▼▼▼

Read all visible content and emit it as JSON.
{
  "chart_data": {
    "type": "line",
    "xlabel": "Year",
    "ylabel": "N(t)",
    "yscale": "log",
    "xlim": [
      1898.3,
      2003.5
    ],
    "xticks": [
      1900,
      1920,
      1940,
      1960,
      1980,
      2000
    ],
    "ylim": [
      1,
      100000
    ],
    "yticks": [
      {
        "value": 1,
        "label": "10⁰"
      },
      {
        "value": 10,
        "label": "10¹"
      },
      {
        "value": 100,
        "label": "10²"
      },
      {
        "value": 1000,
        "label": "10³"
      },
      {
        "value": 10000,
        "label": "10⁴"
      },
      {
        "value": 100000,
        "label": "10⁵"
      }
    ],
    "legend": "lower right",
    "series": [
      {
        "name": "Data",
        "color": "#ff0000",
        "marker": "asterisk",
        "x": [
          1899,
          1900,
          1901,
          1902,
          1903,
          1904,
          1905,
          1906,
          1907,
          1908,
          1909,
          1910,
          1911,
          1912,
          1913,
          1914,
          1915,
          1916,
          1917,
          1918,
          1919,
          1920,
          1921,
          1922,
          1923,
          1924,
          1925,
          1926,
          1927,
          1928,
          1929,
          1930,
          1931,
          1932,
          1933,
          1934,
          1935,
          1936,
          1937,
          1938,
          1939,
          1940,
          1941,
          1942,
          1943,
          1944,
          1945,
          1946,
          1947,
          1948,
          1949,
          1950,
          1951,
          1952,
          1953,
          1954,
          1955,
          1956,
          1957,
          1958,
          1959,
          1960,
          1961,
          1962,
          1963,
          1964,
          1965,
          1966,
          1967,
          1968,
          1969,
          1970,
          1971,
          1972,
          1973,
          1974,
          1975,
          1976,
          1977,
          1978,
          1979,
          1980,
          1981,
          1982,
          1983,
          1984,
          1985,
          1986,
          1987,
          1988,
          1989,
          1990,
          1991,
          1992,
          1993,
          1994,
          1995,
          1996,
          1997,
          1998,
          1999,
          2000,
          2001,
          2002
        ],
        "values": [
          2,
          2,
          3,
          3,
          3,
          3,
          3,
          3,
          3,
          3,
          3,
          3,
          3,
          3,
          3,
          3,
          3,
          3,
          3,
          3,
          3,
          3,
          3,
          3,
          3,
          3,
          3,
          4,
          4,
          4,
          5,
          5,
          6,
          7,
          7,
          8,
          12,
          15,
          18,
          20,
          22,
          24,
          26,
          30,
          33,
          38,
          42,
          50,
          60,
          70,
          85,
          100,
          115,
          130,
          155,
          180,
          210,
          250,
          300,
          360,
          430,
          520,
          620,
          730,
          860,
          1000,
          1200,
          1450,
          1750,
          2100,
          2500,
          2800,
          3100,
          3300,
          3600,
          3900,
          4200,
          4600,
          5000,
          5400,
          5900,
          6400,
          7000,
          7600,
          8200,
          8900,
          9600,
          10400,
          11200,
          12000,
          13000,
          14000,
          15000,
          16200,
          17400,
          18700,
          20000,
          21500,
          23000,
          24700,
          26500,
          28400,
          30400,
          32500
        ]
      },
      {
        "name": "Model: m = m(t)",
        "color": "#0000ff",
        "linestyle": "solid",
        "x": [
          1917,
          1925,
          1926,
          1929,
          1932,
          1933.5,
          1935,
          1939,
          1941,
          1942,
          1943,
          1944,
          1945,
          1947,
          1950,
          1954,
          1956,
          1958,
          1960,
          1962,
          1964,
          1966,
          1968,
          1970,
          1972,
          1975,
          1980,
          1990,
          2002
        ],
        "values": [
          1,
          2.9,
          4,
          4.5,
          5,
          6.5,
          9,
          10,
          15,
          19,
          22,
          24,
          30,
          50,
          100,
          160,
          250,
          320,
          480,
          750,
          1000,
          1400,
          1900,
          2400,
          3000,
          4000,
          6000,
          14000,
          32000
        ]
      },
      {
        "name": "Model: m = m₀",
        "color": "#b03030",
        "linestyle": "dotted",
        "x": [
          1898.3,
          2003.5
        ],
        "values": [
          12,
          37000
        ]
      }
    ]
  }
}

▲▲▲

GOAL:
Look through the lines above and collect those with the word "name".

FINISHED TASK:
        "name": "Data",
        "name": "Model: m = m(t)",
        "name": "Model: m = m₀",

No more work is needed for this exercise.